**THE TASK**
Search the listing for "spending" and copy every line where it appears.

**PROVIDED DATA**
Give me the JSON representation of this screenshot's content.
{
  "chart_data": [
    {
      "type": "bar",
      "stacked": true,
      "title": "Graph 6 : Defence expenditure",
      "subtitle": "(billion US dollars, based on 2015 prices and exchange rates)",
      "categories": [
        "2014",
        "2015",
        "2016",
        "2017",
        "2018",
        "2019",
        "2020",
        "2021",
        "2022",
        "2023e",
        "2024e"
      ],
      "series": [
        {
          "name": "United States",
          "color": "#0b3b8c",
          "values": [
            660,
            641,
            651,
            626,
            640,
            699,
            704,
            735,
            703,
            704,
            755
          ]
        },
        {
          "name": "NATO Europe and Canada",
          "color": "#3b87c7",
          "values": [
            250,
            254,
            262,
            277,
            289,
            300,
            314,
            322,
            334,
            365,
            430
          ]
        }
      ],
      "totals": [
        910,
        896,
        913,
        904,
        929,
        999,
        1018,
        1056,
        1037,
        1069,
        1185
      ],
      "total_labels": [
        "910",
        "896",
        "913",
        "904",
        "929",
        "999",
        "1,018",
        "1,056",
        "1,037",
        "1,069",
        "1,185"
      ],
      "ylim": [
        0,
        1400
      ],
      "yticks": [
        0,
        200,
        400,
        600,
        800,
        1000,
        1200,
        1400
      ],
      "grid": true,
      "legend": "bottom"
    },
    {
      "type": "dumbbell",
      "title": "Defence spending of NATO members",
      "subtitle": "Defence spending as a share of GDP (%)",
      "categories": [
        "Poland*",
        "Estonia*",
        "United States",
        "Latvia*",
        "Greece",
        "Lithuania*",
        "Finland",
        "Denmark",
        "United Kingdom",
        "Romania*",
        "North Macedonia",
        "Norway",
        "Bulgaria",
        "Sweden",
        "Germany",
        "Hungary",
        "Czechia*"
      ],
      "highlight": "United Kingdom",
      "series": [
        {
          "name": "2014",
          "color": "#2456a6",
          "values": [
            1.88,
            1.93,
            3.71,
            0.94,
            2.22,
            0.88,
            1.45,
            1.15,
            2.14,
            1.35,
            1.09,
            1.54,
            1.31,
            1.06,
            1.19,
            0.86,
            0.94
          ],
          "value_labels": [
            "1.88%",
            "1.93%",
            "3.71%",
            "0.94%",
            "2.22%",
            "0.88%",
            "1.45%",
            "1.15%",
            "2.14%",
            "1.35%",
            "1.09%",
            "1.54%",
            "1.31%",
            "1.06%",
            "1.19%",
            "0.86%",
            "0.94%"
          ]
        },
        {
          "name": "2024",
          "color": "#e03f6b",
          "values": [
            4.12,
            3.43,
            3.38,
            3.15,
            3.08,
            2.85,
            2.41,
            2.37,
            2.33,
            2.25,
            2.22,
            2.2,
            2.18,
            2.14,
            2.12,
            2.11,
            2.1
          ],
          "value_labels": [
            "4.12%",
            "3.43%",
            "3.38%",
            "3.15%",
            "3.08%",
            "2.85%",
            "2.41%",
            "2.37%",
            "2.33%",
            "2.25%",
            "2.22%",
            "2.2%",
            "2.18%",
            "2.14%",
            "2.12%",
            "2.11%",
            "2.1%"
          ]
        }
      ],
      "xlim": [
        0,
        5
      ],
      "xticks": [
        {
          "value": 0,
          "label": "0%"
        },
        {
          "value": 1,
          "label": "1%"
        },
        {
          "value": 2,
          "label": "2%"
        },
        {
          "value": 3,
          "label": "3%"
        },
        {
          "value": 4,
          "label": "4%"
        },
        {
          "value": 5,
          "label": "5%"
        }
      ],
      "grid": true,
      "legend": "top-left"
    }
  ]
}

**THE REPLY**
      "title": "Defence spending of NATO members",
      "subtitle": "Defence spending as a share of GDP (%)",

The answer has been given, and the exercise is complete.